#### WRITTEN EXERCISE:
Every line of the material is to be repeated exactly as it stands.

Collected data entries
|---|
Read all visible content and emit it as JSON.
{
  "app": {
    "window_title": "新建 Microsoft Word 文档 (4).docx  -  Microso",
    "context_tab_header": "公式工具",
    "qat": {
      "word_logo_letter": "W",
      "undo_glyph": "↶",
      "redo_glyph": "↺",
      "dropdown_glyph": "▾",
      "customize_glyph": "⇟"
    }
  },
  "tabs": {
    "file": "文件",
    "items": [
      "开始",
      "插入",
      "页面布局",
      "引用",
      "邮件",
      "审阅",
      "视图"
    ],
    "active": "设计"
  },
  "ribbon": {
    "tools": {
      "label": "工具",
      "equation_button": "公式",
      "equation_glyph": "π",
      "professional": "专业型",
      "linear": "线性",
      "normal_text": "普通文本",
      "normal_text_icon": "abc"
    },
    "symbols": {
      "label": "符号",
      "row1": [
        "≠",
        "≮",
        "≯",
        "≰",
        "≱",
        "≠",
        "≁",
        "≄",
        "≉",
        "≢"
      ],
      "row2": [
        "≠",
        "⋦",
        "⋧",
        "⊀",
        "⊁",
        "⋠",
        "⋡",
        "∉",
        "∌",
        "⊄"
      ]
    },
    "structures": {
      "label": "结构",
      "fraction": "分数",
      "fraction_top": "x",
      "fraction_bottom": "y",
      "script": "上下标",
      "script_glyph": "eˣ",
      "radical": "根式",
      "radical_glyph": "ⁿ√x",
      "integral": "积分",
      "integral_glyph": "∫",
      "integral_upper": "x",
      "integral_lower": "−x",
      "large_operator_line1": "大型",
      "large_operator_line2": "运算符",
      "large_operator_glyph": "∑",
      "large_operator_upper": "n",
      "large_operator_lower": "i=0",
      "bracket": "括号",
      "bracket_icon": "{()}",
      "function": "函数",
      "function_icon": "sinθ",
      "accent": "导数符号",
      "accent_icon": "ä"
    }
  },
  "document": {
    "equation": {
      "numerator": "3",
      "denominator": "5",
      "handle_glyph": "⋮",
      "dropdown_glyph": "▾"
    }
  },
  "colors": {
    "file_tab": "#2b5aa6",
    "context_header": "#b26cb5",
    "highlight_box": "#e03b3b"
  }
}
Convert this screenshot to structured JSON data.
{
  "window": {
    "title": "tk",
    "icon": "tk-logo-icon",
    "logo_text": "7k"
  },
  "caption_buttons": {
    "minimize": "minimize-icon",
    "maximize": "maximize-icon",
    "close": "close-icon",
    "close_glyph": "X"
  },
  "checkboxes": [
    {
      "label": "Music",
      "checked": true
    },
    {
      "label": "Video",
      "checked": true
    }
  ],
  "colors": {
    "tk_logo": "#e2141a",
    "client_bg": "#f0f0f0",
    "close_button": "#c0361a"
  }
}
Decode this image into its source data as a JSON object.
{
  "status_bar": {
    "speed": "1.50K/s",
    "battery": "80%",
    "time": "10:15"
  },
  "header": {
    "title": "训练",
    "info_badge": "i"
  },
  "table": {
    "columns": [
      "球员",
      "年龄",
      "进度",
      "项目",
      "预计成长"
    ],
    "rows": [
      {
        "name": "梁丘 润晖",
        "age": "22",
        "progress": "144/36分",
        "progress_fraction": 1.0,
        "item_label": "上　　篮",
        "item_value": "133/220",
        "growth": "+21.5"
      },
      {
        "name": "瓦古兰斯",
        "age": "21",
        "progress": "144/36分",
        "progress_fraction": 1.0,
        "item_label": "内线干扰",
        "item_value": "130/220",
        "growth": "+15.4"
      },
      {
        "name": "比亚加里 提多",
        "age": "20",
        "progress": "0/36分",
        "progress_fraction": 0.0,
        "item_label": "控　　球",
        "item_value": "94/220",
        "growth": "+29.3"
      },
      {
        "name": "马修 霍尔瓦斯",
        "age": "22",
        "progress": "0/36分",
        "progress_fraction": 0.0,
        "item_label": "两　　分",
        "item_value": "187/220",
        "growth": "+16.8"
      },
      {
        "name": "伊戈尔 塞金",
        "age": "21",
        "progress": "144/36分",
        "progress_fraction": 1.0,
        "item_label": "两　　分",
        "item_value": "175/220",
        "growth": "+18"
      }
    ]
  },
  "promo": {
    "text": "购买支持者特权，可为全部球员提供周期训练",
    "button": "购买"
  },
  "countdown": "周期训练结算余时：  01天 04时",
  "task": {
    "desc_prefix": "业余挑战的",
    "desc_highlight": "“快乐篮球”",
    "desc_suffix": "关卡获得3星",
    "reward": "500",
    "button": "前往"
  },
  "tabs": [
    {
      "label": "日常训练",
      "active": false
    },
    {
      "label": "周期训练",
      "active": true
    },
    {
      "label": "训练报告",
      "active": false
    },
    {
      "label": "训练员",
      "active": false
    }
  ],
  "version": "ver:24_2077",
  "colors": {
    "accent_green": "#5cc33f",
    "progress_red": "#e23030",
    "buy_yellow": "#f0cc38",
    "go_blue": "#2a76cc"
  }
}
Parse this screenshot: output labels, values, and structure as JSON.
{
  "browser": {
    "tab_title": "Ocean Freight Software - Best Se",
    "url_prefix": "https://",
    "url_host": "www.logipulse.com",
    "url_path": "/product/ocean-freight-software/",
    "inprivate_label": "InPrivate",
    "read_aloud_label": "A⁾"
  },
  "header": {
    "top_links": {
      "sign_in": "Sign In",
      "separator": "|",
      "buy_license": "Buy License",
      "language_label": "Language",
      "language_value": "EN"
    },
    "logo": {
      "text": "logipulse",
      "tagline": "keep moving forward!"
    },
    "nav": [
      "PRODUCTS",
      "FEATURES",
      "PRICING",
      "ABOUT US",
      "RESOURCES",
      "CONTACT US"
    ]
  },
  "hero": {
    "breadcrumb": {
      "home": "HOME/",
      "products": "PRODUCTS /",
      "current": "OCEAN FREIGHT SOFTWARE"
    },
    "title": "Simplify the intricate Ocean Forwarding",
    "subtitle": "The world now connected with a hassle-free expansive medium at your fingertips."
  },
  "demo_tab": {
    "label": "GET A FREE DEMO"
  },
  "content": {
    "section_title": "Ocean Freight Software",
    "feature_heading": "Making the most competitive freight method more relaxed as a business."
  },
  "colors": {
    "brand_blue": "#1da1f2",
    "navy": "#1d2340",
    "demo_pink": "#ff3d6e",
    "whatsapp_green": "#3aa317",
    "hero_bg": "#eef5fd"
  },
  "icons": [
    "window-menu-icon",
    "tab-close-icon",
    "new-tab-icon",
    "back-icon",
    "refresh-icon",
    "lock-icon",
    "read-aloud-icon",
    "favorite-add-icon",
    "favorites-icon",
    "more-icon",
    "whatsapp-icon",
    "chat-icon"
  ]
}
|---|
#### CORRECT RESPONSE:
Read all visible content and emit it as JSON.
{
  "app": {
    "window_title": "新建 Microsoft Word 文档 (4).docx  -  Microso",
    "context_tab_header": "公式工具",
    "qat": {
      "word_logo_letter": "W",
      "undo_glyph": "↶",
      "redo_glyph": "↺",
      "dropdown_glyph": "▾",
      "customize_glyph": "⇟"
    }
  },
  "tabs": {
    "file": "文件",
    "items": [
      "开始",
      "插入",
      "页面布局",
      "引用",
      "邮件",
      "审阅",
      "视图"
    ],
    "active": "设计"
  },
  "ribbon": {
    "tools": {
      "label": "工具",
      "equation_button": "公式",
      "equation_glyph": "π",
      "professional": "专业型",
      "linear": "线性",
      "normal_text": "普通文本",
      "normal_text_icon": "abc"
    },
    "symbols": {
      "label": "符号",
      "row1": [
        "≠",
        "≮",
        "≯",
        "≰",
        "≱",
        "≠",
        "≁",
        "≄",
        "≉",
        "≢"
      ],
      "row2": [
        "≠",
        "⋦",
        "⋧",
        "⊀",
        "⊁",
        "⋠",
        "⋡",
        "∉",
        "∌",
        "⊄"
      ]
    },
    "structures": {
      "label": "结构",
      "fraction": "分数",
      "fraction_top": "x",
      "fraction_bottom": "y",
      "script": "上下标",
      "script_glyph": "eˣ",
      "radical": "根式",
      "radical_glyph": "ⁿ√x",
      "integral": "积分",
      "integral_glyph": "∫",
      "integral_upper": "x",
      "integral_lower": "−x",
      "large_operator_line1": "大型",
      "large_operator_line2": "运算符",
      "large_operator_glyph": "∑",
      "large_operator_upper": "n",
      "large_operator_lower": "i=0",
      "bracket": "括号",
      "bracket_icon": "{()}",
      "function": "函数",
      "function_icon": "sinθ",
      "accent": "导数符号",
      "accent_icon": "ä"
    }
  },
  "document": {
    "equation": {
      "numerator": "3",
      "denominator": "5",
      "handle_glyph": "⋮",
      "dropdown_glyph": "▾"
    }
  },
  "colors": {
    "file_tab": "#2b5aa6",
    "context_header": "#b26cb5",
    "highlight_box": "#e03b3b"
  }
}
Convert this screenshot to structured JSON data.
{
  "window": {
    "title": "tk",
    "icon": "tk-logo-icon",
    "logo_text": "7k"
  },
  "caption_buttons": {
    "minimize": "minimize-icon",
    "maximize": "maximize-icon",
    "close": "close-icon",
    "close_glyph": "X"
  },
  "checkboxes": [
    {
      "label": "Music",
      "checked": true
    },
    {
      "label": "Video",
      "checked": true
    }
  ],
  "colors": {
    "tk_logo": "#e2141a",
    "client_bg": "#f0f0f0",
    "close_button": "#c0361a"
  }
}
Decode this image into its source data as a JSON object.
{
  "status_bar": {
    "speed": "1.50K/s",
    "battery": "80%",
    "time": "10:15"
  },
  "header": {
    "title": "训练",
    "info_badge": "i"
  },
  "table": {
    "columns": [
      "球员",
      "年龄",
      "进度",
      "项目",
      "预计成长"
    ],
    "rows": [
      {
        "name": "梁丘 润晖",
        "age": "22",
        "progress": "144/36分",
        "progress_fraction": 1.0,
        "item_label": "上　　篮",
        "item_value": "133/220",
        "growth": "+21.5"
      },
      {
        "name": "瓦古兰斯",
        "age": "21",
        "progress": "144/36分",
        "progress_fraction": 1.0,
        "item_label": "内线干扰",
        "item_value": "130/220",
        "growth": "+15.4"
      },
      {
        "name": "比亚加里 提多",
        "age": "20",
        "progress": "0/36分",
        "progress_fraction": 0.0,
        "item_label": "控　　球",
        "item_value": "94/220",
        "growth": "+29.3"
      },
      {
        "name": "马修 霍尔瓦斯",
        "age": "22",
        "progress": "0/36分",
        "progress_fraction": 0.0,
        "item_label": "两　　分",
        "item_value": "187/220",
        "growth": "+16.8"
      },
      {
        "name": "伊戈尔 塞金",
        "age": "21",
        "progress": "144/36分",
        "progress_fraction": 1.0,
        "item_label": "两　　分",
        "item_value": "175/220",
        "growth": "+18"
      }
    ]
  },
  "promo": {
    "text": "购买支持者特权，可为全部球员提供周期训练",
    "button": "购买"
  },
  "countdown": "周期训练结算余时：  01天 04时",
  "task": {
    "desc_prefix": "业余挑战的",
    "desc_highlight": "“快乐篮球”",
    "desc_suffix": "关卡获得3星",
    "reward": "500",
    "button": "前往"
  },
  "tabs": [
    {
      "label": "日常训练",
      "active": false
    },
    {
      "label": "周期训练",
      "active": true
    },
    {
      "label": "训练报告",
      "active": false
    },
    {
      "label": "训练员",
      "active": false
    }
  ],
  "version": "ver:24_2077",
  "colors": {
    "accent_green": "#5cc33f",
    "progress_red": "#e23030",
    "buy_yellow": "#f0cc38",
    "go_blue": "#2a76cc"
  }
}
Parse this screenshot: output labels, values, and structure as JSON.
{
  "browser": {
    "tab_title": "Ocean Freight Software - Best Se",
    "url_prefix": "https://",
    "url_host": "www.logipulse.com",
    "url_path": "/product/ocean-freight-software/",
    "inprivate_label": "InPrivate",
    "read_aloud_label": "A⁾"
  },
  "header": {
    "top_links": {
      "sign_in": "Sign In",
      "separator": "|",
      "buy_license": "Buy License",
      "language_label": "Language",
      "language_value": "EN"
    },
    "logo": {
      "text": "logipulse",
      "tagline": "keep moving forward!"
    },
    "nav": [
      "PRODUCTS",
      "FEATURES",
      "PRICING",
      "ABOUT US",
      "RESOURCES",
      "CONTACT US"
    ]
  },
  "hero": {
    "breadcrumb": {
      "home": "HOME/",
      "products": "PRODUCTS /",
      "current": "OCEAN FREIGHT SOFTWARE"
    },
    "title": "Simplify the intricate Ocean Forwarding",
    "subtitle": "The world now connected with a hassle-free expansive medium at your fingertips."
  },
  "demo_tab": {
    "label": "GET A FREE DEMO"
  },
  "content": {
    "section_title": "Ocean Freight Software",
    "feature_heading": "Making the most competitive freight method more relaxed as a business."
  },
  "colors": {
    "brand_blue": "#1da1f2",
    "navy": "#1d2340",
    "demo_pink": "#ff3d6e",
    "whatsapp_green": "#3aa317",
    "hero_bg": "#eef5fd"
  },
  "icons": [
    "window-menu-icon",
    "tab-close-icon",
    "new-tab-icon",
    "back-icon",
    "refresh-icon",
    "lock-icon",
    "read-aloud-icon",
    "favorite-add-icon",
    "favorites-icon",
    "more-icon",
    "whatsapp-icon",
    "chat-icon"
  ]
}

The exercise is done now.